** Start **

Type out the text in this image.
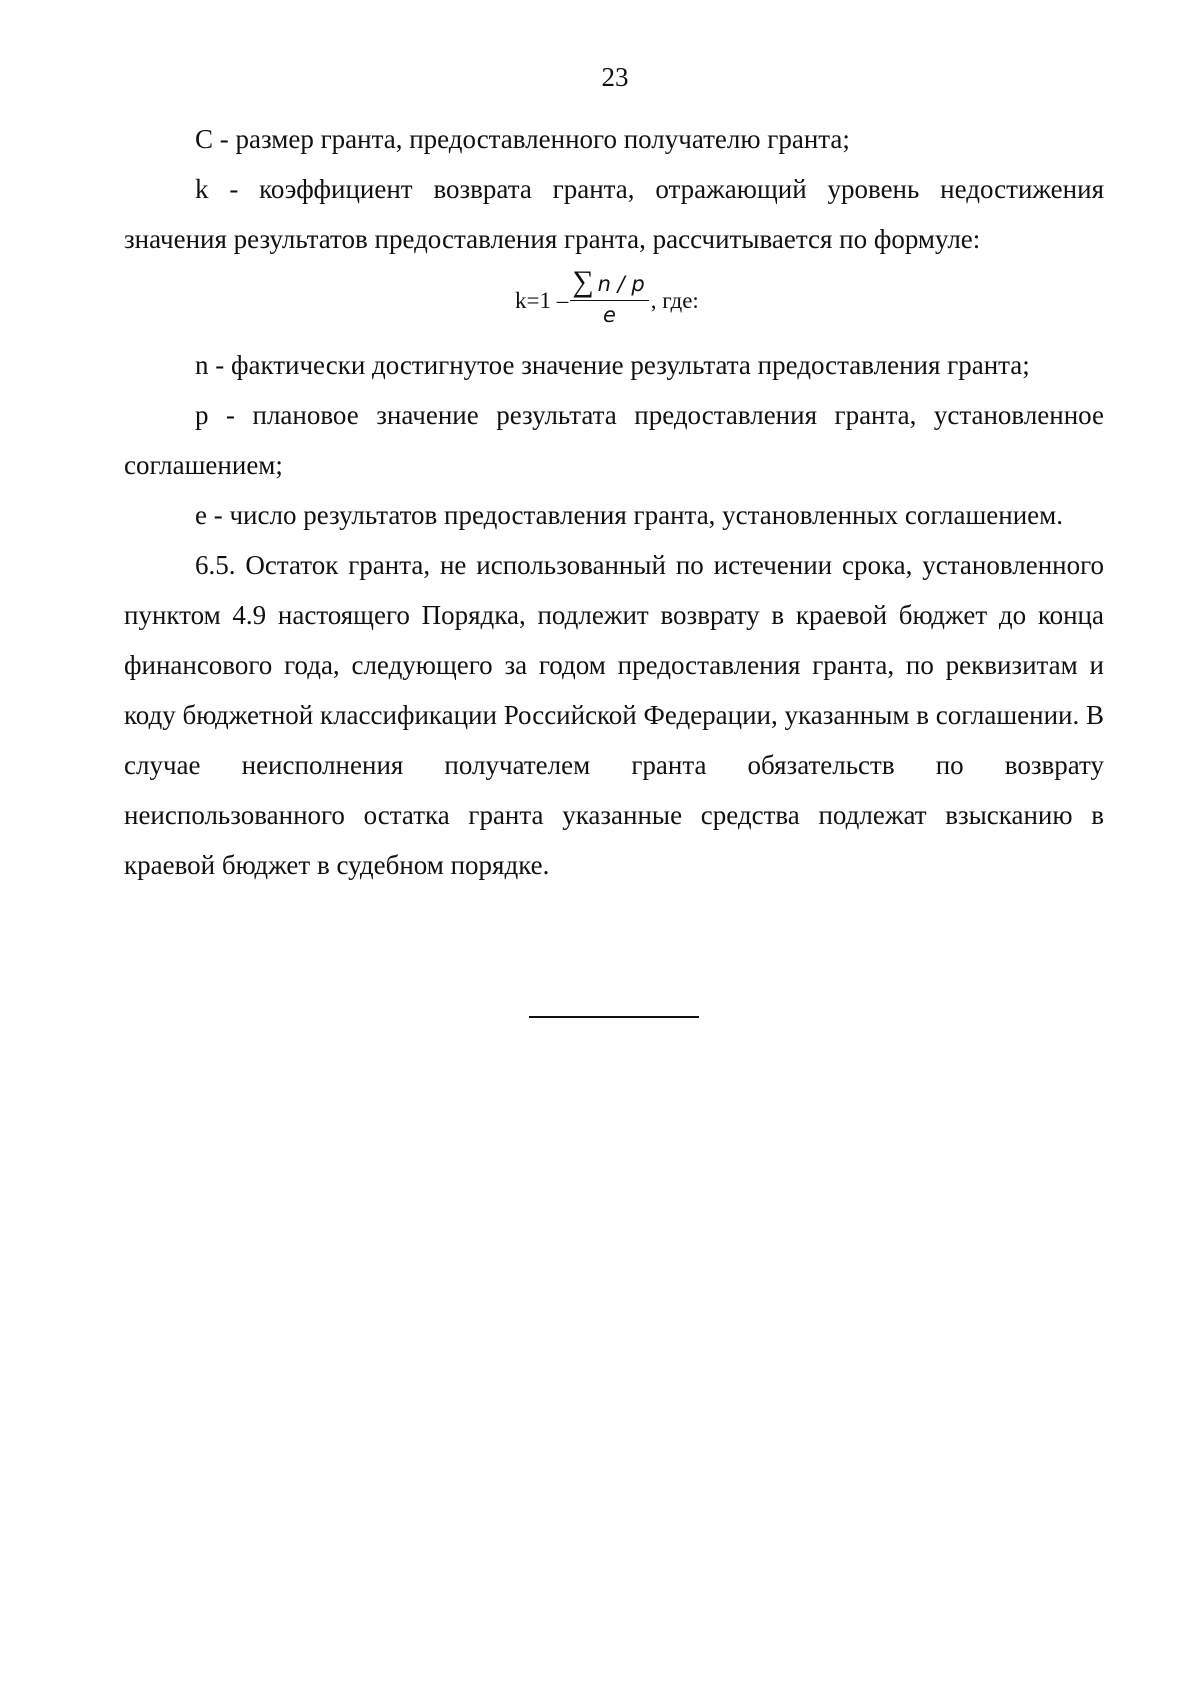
23

С - размер гранта, предоставленного получателю гранта;

k - коэффициент возврата гранта, отражающий уровень недостижения значения результатов предоставления гранта, рассчитывается по формуле:

$k=1 - \frac{\sum n / p}{e}$ , где:

n - фактически достигнутое значение результата предоставления гранта;

р - плановое значение результата предоставления гранта, установленное соглашением;

е - число результатов предоставления гранта, установленных соглашением.

6.5. Остаток гранта, не использованный по истечении срока, установленного пунктом 4.9 настоящего Порядка, подлежит возврату в краевой бюджет до конца финансового года, следующего за годом предоставления гранта, по реквизитам и коду бюджетной классификации Российской Федерации, указанным в соглашении. В случае неисполнения получателем гранта обязательств по возврату неиспользованного остатка гранта указанные средства подлежат взысканию в краевой бюджет в судебном порядке.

** End **

## Problem
Reproduce the entries exactly. Do not carry over any picture.

## Result
Type out the text in this image.
23

С - размер гранта, предоставленного получателю гранта;

k - коэффициент возврата гранта, отражающий уровень недостижения значения результатов предоставления гранта, рассчитывается по формуле:

$k=1 - \frac{\sum n / p}{e}$ , где:

n - фактически достигнутое значение результата предоставления гранта;

р - плановое значение результата предоставления гранта, установленное соглашением;

е - число результатов предоставления гранта, установленных соглашением.

6.5. Остаток гранта, не использованный по истечении срока, установленного пунктом 4.9 настоящего Порядка, подлежит возврату в краевой бюджет до конца финансового года, следующего за годом предоставления гранта, по реквизитам и коду бюджетной классификации Российской Федерации, указанным в соглашении. В случае неисполнения получателем гранта обязательств по возврату неиспользованного остатка гранта указанные средства подлежат взысканию в краевой бюджет в судебном порядке.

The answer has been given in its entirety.